Your task
Repeat each line exactly, leaving nothing out.

Data entries
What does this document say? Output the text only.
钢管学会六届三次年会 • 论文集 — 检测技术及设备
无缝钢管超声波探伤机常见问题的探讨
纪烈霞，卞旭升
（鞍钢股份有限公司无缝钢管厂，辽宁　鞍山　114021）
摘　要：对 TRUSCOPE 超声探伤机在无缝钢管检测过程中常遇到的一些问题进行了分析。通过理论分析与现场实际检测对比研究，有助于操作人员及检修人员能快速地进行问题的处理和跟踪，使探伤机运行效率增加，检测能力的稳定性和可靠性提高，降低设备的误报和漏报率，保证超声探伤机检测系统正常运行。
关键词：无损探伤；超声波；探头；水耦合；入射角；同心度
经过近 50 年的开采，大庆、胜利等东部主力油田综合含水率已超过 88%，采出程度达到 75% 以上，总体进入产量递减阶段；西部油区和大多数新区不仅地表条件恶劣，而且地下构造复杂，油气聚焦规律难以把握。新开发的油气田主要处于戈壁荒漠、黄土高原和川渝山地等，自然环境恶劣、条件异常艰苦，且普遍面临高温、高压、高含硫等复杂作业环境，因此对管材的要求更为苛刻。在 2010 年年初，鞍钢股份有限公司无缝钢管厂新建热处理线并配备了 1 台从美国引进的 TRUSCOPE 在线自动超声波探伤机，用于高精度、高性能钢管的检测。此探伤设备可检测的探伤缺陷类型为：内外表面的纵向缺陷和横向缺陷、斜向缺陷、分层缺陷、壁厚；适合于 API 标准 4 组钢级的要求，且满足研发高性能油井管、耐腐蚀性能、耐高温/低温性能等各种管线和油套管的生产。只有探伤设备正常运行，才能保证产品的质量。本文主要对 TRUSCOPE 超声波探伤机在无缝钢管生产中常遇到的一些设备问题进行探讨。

Full output
What does this document say? Output the text only.
钢管学会六届三次年会 • 论文集 — 检测技术及设备
无缝钢管超声波探伤机常见问题的探讨
纪烈霞，卞旭升
（鞍钢股份有限公司无缝钢管厂，辽宁　鞍山　114021）
摘　要：对 TRUSCOPE 超声探伤机在无缝钢管检测过程中常遇到的一些问题进行了分析。通过理论分析与现场实际检测对比研究，有助于操作人员及检修人员能快速地进行问题的处理和跟踪，使探伤机运行效率增加，检测能力的稳定性和可靠性提高，降低设备的误报和漏报率，保证超声探伤机检测系统正常运行。
关键词：无损探伤；超声波；探头；水耦合；入射角；同心度
经过近 50 年的开采，大庆、胜利等东部主力油田综合含水率已超过 88%，采出程度达到 75% 以上，总体进入产量递减阶段；西部油区和大多数新区不仅地表条件恶劣，而且地下构造复杂，油气聚焦规律难以把握。新开发的油气田主要处于戈壁荒漠、黄土高原和川渝山地等，自然环境恶劣、条件异常艰苦，且普遍面临高温、高压、高含硫等复杂作业环境，因此对管材的要求更为苛刻。在 2010 年年初，鞍钢股份有限公司无缝钢管厂新建热处理线并配备了 1 台从美国引进的 TRUSCOPE 在线自动超声波探伤机，用于高精度、高性能钢管的检测。此探伤设备可检测的探伤缺陷类型为：内外表面的纵向缺陷和横向缺陷、斜向缺陷、分层缺陷、壁厚；适合于 API 标准 4 组钢级的要求，且满足研发高性能油井管、耐腐蚀性能、耐高温/低温性能等各种管线和油套管的生产。只有探伤设备正常运行，才能保证产品的质量。本文主要对 TRUSCOPE 超声波探伤机在无缝钢管生产中常遇到的一些设备问题进行探讨。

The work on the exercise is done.